▶ **Aim of the task**:
Locate every line below that contains the word "Number" and copy it.

Excerpts from a figure dataset
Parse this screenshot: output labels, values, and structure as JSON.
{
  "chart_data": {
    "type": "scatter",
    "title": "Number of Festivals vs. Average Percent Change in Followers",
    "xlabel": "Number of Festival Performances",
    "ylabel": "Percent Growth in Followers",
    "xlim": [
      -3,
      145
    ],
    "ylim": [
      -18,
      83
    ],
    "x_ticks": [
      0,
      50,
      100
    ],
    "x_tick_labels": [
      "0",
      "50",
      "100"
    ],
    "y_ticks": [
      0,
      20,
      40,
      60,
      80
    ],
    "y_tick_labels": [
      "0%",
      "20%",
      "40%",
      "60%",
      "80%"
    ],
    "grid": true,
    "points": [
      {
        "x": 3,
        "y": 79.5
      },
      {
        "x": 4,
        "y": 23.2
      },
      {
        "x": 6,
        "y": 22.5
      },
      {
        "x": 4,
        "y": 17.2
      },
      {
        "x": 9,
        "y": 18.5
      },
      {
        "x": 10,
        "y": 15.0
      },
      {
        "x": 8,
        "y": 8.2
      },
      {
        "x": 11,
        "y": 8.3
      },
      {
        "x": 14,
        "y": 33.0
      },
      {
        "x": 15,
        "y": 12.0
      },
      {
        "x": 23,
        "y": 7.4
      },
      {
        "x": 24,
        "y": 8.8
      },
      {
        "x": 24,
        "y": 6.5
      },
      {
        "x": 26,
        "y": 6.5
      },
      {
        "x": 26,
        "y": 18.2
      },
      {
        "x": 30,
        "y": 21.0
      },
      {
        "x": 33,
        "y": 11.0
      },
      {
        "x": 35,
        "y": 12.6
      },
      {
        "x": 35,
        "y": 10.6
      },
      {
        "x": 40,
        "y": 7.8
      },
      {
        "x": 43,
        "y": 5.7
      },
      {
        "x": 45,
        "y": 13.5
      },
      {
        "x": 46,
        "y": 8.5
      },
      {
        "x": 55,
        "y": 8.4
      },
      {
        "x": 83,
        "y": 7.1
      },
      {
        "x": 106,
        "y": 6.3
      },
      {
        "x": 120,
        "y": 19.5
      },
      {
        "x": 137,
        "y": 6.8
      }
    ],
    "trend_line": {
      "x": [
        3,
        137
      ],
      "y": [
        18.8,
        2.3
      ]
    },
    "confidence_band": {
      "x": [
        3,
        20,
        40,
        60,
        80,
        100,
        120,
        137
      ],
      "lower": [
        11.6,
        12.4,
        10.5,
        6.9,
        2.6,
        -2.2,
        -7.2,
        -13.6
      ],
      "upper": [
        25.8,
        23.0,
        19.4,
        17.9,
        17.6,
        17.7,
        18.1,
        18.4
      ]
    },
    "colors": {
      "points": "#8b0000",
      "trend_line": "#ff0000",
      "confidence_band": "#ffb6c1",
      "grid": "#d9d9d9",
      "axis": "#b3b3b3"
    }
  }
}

▶ **The result**:
    "title": "Number of Festivals vs. Average Percent Change in Followers",
    "xlabel": "Number of Festival Performances",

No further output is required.